練習問題:
• 1. Asymptoteの設定についての文章によると、筆者は設定に何日かかったか。
• 2. Asymptoteの設定についての文章を、途切れたところから書き進めよ。

本文抜粋:

ですが、想像以上に困難な道のりで、Twitterのフォロワーさんにも助けていただきながら、結局設定に3日間もかかってしまいました…
その顛末を、ここに書き留めておきたいと思います。

始めは、TeX Wikiに書いてある通り、ちょっとcongig.asyを編集すればいいのだろうと思っていたところ、なぜか文字化けします。

困ってTeX Wikiを見ると、
  platex のデフォルトがUTF-8になっていない場合は "platex-utf8" とする。
と書いてあります。
ここが原因、つまりUTF-8の文書をうまく処理できていないのだろうと思い、書いてある通り、エイリアスを作ったりバッチファイルを作るものの、ことごとくうまく行きません。
まず、texcommand="platex -kanji=utf8"としたところ、エラーが出ます。
よく見ると、これはできないと、TeX Wikiにも書いてあります。

エイリアスは、そもそもコマンドが作れませんでした。
.bash_profileに書くだけでは、Asymptote側からはそのエイリアスは使えないみたいですね。
バッチファイルについては、作ってみて、動いてはいるのですが、TeXが起動した後、ファイルの指定待ち状態になっています。
引数を取るようにすれば良いのかと思い、そう変えてみるものの、うまく行かず、断念しました。
後で分かったことですが、僕の環境ではplatexは何もオプションを付けなくてもUTF-8の文書を正しく処理できるようで、これは意味のない作業であったことが分かりました。

ここで、フォロワーさんに、-keepコマンドを付けると途中で生成されたファイルが残るので、その中の.texファイルをタイプセットしたらどうか、というご教示を受け、試してみますが、日本語は文字化けしませんが、グラフが半分に切れてしまいます。
これもうまく行きません。

ですが、これで、少し進展しました。
他の生成されたファイルをプレビュー.appで眺めてみると、.psファイル以降がおかしいようです。
ここで、-vvオプションを付けてAsymptoteを実行すると、Asymptoteが内部で何をやっているのかが表示されます。

データセットからの抜粋:
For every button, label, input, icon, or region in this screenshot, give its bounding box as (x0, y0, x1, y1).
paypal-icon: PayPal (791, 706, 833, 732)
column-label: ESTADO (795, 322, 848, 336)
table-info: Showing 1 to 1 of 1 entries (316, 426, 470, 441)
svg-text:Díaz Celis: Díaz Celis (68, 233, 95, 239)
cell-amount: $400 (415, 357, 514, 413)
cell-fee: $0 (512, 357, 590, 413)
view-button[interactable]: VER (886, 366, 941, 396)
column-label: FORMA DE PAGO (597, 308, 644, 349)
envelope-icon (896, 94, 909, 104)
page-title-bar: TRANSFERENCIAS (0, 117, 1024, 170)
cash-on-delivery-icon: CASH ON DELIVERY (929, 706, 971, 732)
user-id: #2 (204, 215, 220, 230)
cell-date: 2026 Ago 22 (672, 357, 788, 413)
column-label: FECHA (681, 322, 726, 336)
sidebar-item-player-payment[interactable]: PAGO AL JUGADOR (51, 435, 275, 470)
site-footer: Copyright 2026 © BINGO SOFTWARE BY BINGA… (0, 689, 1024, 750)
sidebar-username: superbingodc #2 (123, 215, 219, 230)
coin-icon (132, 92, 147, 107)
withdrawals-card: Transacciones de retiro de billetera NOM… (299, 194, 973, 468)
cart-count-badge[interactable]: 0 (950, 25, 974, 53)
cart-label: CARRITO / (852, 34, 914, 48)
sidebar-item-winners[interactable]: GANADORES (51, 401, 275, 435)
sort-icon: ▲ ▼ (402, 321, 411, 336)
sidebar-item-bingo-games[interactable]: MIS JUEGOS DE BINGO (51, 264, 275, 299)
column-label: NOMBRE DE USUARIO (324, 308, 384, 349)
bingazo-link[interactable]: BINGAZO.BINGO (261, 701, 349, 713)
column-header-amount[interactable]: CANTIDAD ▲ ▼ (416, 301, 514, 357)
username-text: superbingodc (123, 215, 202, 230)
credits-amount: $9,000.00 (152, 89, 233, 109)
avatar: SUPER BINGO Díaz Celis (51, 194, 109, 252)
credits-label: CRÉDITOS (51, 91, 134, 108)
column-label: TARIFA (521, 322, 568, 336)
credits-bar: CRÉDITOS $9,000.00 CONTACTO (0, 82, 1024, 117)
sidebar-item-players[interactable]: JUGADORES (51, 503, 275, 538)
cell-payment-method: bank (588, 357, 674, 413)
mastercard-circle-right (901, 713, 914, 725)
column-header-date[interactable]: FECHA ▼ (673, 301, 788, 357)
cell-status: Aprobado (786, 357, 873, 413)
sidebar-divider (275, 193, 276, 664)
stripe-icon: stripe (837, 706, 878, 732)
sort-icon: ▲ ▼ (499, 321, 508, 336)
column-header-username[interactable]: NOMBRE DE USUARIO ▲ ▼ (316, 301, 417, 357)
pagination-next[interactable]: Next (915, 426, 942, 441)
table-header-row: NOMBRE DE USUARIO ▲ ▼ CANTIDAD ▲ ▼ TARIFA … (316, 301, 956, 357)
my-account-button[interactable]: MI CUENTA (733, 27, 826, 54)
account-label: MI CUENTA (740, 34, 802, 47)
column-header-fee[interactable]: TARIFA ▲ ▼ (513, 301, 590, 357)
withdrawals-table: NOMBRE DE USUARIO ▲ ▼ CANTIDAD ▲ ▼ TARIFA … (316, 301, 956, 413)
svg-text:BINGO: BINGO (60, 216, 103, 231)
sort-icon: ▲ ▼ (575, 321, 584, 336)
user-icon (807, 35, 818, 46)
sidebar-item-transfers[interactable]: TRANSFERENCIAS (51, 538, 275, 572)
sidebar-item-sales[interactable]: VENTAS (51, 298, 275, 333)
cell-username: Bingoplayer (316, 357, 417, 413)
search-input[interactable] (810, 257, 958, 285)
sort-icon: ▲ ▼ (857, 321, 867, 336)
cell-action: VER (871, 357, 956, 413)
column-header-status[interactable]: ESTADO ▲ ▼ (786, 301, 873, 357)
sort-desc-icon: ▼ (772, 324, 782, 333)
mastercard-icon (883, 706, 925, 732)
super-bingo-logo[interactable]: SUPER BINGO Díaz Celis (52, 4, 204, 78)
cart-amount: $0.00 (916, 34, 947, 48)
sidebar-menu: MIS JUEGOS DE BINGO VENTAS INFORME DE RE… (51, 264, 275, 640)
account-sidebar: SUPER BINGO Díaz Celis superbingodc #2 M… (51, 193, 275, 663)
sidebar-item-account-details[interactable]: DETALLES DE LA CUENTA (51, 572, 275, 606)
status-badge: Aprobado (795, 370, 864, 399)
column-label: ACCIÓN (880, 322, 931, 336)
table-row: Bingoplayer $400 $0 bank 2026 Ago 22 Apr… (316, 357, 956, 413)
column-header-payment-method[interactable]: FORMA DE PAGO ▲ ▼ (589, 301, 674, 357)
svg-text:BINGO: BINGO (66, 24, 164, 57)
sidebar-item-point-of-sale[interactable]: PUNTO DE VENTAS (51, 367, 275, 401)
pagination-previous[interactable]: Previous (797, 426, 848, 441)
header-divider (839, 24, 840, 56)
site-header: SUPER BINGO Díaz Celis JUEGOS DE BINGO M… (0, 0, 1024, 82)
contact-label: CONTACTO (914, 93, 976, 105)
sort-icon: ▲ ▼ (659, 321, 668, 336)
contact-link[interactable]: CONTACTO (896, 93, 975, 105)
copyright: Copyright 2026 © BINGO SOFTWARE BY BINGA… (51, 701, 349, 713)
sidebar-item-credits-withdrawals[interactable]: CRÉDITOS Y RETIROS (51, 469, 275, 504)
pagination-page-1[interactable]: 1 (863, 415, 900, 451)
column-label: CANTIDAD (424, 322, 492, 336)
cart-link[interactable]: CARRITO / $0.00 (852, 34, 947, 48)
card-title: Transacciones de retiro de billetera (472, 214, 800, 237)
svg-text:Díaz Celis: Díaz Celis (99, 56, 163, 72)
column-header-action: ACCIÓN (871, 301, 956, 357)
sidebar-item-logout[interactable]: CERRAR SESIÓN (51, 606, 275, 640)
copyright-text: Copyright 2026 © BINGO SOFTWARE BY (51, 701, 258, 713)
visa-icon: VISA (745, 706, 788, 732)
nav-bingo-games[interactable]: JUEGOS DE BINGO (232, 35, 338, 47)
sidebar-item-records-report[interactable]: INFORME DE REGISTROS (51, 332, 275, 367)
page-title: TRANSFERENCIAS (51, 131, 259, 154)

解答一覧:
• 1. 設定には結局3日間かかった。

• 2.
これを見ると、
TeXでdviファイルを作成→dvipsでpsに→psをepsに→epsをGhostscriptでpdfに
という流れのようなので、dvipsがおかしいのではないかと思いました。
ですが、dvipsの設定は、ヒラギノを使うなら、

sudo updmap-sys --setoption kanjiEmbed hiragino

で済みますので、これは前にやっていますし、もう一度やっても変化はありませんでした。

次に、このサイトを見ると、どうやらMacのプレビュー.appも怪しそうです。
そこで、gvを使ってファイルを開いてみようとするのですが、今度はgvが起動しません。
Homebrewでインストールしたものなのですが、これは未だに起動できないままで、原因は調査中です。

仕方がないので、ここから設定済みの.app形式のバイナリをダウンロードしてみると、やっと使えました。
このgvで眺めると、なんと、Asymptoteによって途中で生成されたepsファイルを開くと、日本語がちゃんと表示されます!
なので、epsファイルまでは、正しく生成されていたようで、これを開くと文字化けするのは、プレビュー.appのバグだったようです。

そうなると、問題になるのは最後のGhostScriptでdviをpdfにする行程です。
つまり、GhostScript(以下gs)の日本語設定がうまく行っていないようです。
そこで、TeX Wikiのこのページを参考に、シンボリックリンクを貼ったり、cidfmapを編集したり、と設定を行いますが、やはりうまく行かない。
そこで、最後、先ほどのここの設定済みのバイナリ(「パッケージの内容を表示」で見る)と比較して、足りないリンクを張ったりしたところ、やっと文字化けが直りました。

ちなみに、GhostScriptの中身で直したところは、

  • (色々)/ghostsciprt(色々)/Resource/Init/cidfmap
  • (色々)/ghostsciprt(色々)/Resource/Font/ の中身
  • (色々)/ghostsciprt(色々)/Resource/CIDFont/ の中身

です。
基本的に、先ほどの設定済みバイナリのものから、

  • cidfmapの内容をコピー
  • Fontの中身で、最初に"Hira"と付いているファイルをコピー
  • CIDFontの中身で、最初に"Hira"と付いているファイルをコピー 

すればOKのはずです。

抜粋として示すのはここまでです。